GOAL: Repeat each entry in full, exactly.

[Dataset items]

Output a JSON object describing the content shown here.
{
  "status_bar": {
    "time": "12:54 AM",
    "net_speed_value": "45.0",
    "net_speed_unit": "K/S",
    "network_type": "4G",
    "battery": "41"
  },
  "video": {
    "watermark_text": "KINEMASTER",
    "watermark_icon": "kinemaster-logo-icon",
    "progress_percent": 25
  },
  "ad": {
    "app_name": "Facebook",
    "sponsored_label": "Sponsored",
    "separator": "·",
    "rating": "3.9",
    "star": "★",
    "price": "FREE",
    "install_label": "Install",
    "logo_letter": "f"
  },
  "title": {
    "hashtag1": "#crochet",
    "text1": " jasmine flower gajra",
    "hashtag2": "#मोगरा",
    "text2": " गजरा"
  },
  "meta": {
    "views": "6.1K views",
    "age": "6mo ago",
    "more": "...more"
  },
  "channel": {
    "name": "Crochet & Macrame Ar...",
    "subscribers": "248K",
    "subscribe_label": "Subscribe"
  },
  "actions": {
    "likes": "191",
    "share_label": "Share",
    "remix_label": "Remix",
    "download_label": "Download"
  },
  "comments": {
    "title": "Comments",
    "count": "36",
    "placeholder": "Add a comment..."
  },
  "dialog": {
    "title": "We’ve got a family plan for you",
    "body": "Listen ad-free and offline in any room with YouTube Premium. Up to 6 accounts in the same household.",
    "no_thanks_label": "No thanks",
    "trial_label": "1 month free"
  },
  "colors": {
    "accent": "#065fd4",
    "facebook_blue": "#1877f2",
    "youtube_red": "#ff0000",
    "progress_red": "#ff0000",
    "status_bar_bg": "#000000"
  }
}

TASK ANSWER:
Output a JSON object describing the content shown here.
{
  "status_bar": {
    "time": "12:54 AM",
    "net_speed_value": "45.0",
    "net_speed_unit": "K/S",
    "network_type": "4G",
    "battery": "41"
  },
  "video": {
    "watermark_text": "KINEMASTER",
    "watermark_icon": "kinemaster-logo-icon",
    "progress_percent": 25
  },
  "ad": {
    "app_name": "Facebook",
    "sponsored_label": "Sponsored",
    "separator": "·",
    "rating": "3.9",
    "star": "★",
    "price": "FREE",
    "install_label": "Install",
    "logo_letter": "f"
  },
  "title": {
    "hashtag1": "#crochet",
    "text1": " jasmine flower gajra",
    "hashtag2": "#मोगरा",
    "text2": " गजरा"
  },
  "meta": {
    "views": "6.1K views",
    "age": "6mo ago",
    "more": "...more"
  },
  "channel": {
    "name": "Crochet & Macrame Ar...",
    "subscribers": "248K",
    "subscribe_label": "Subscribe"
  },
  "actions": {
    "likes": "191",
    "share_label": "Share",
    "remix_label": "Remix",
    "download_label": "Download"
  },
  "comments": {
    "title": "Comments",
    "count": "36",
    "placeholder": "Add a comment..."
  },
  "dialog": {
    "title": "We’ve got a family plan for you",
    "body": "Listen ad-free and offline in any room with YouTube Premium. Up to 6 accounts in the same household.",
    "no_thanks_label": "No thanks",
    "trial_label": "1 month free"
  },
  "colors": {
    "accent": "#065fd4",
    "facebook_blue": "#1877f2",
    "youtube_red": "#ff0000",
    "progress_red": "#ff0000",
    "status_bar_bg": "#000000"
  }
}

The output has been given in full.